> _TASK TO CARRY OUT_
Write out the full set of records below exactly.

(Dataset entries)

—————

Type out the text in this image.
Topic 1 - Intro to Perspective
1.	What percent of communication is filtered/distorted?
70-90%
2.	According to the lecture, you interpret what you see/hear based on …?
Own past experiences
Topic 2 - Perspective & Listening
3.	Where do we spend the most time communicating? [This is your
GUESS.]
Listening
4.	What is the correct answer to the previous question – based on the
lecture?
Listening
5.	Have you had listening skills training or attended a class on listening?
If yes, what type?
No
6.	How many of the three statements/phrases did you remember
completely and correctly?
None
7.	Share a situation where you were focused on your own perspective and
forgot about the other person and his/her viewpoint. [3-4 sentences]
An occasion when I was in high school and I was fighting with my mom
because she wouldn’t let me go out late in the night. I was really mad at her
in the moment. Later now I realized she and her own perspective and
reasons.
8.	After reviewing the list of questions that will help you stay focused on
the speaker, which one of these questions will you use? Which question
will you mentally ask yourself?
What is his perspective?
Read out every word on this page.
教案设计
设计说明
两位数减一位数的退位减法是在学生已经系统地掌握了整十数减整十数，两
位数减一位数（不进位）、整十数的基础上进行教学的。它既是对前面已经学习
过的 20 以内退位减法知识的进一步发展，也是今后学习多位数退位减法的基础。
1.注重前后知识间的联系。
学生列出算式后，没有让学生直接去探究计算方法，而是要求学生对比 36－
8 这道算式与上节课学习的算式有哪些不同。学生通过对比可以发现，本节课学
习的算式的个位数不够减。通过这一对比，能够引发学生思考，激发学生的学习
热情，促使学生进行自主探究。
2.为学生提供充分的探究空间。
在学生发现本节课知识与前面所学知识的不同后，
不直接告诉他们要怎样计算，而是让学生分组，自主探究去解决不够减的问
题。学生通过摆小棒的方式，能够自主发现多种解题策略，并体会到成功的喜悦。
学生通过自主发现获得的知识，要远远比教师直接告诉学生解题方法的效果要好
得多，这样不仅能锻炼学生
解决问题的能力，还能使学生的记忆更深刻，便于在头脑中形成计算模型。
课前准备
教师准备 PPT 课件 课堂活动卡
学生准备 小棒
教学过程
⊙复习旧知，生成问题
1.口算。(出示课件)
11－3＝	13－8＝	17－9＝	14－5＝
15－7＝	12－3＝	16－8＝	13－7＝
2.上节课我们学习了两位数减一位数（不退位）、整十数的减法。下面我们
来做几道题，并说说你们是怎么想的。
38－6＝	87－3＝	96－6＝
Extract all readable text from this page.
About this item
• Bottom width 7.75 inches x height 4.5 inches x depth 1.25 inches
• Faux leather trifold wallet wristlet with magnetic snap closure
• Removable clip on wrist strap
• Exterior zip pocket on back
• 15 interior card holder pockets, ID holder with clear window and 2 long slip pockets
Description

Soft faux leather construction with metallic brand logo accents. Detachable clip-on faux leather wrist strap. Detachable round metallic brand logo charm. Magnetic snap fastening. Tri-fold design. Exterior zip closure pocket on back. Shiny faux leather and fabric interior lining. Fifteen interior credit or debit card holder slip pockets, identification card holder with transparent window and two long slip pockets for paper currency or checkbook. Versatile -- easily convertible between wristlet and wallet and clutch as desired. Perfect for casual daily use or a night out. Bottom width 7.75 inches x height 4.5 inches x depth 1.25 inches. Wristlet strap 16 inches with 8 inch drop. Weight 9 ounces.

—————

> _CORRECT RESPONSE_
Type out the text in this image.
Topic 1 - Intro to Perspective
1.	What percent of communication is filtered/distorted?
70-90%
2.	According to the lecture, you interpret what you see/hear based on …?
Own past experiences
Topic 2 - Perspective & Listening
3.	Where do we spend the most time communicating? [This is your
GUESS.]
Listening
4.	What is the correct answer to the previous question – based on the
lecture?
Listening
5.	Have you had listening skills training or attended a class on listening?
If yes, what type?
No
6.	How many of the three statements/phrases did you remember
completely and correctly?
None
7.	Share a situation where you were focused on your own perspective and
forgot about the other person and his/her viewpoint. [3-4 sentences]
An occasion when I was in high school and I was fighting with my mom
because she wouldn’t let me go out late in the night. I was really mad at her
in the moment. Later now I realized she and her own perspective and
reasons.
8.	After reviewing the list of questions that will help you stay focused on
the speaker, which one of these questions will you use? Which question
will you mentally ask yourself?
What is his perspective?
Read out every word on this page.
教案设计
设计说明
两位数减一位数的退位减法是在学生已经系统地掌握了整十数减整十数，两
位数减一位数（不进位）、整十数的基础上进行教学的。它既是对前面已经学习
过的 20 以内退位减法知识的进一步发展，也是今后学习多位数退位减法的基础。
1.注重前后知识间的联系。
学生列出算式后，没有让学生直接去探究计算方法，而是要求学生对比 36－
8 这道算式与上节课学习的算式有哪些不同。学生通过对比可以发现，本节课学
习的算式的个位数不够减。通过这一对比，能够引发学生思考，激发学生的学习
热情，促使学生进行自主探究。
2.为学生提供充分的探究空间。
在学生发现本节课知识与前面所学知识的不同后，
不直接告诉他们要怎样计算，而是让学生分组，自主探究去解决不够减的问
题。学生通过摆小棒的方式，能够自主发现多种解题策略，并体会到成功的喜悦。
学生通过自主发现获得的知识，要远远比教师直接告诉学生解题方法的效果要好
得多，这样不仅能锻炼学生
解决问题的能力，还能使学生的记忆更深刻，便于在头脑中形成计算模型。
课前准备
教师准备 PPT 课件 课堂活动卡
学生准备 小棒
教学过程
⊙复习旧知，生成问题
1.口算。(出示课件)
11－3＝	13－8＝	17－9＝	14－5＝
15－7＝	12－3＝	16－8＝	13－7＝
2.上节课我们学习了两位数减一位数（不退位）、整十数的减法。下面我们
来做几道题，并说说你们是怎么想的。
38－6＝	87－3＝	96－6＝
Extract all readable text from this page.
About this item
• Bottom width 7.75 inches x height 4.5 inches x depth 1.25 inches
• Faux leather trifold wallet wristlet with magnetic snap closure
• Removable clip on wrist strap
• Exterior zip pocket on back
• 15 interior card holder pockets, ID holder with clear window and 2 long slip pockets
Description

Soft faux leather construction with metallic brand logo accents. Detachable clip-on faux leather wrist strap. Detachable round metallic brand logo charm. Magnetic snap fastening. Tri-fold design. Exterior zip closure pocket on back. Shiny faux leather and fabric interior lining. Fifteen interior credit or debit card holder slip pockets, identification card holder with transparent window and two long slip pockets for paper currency or checkbook. Versatile -- easily convertible between wristlet and wallet and clutch as desired. Perfect for casual daily use or a night out. Bottom width 7.75 inches x height 4.5 inches x depth 1.25 inches. Wristlet strap 16 inches with 8 inch drop. Weight 9 ounces.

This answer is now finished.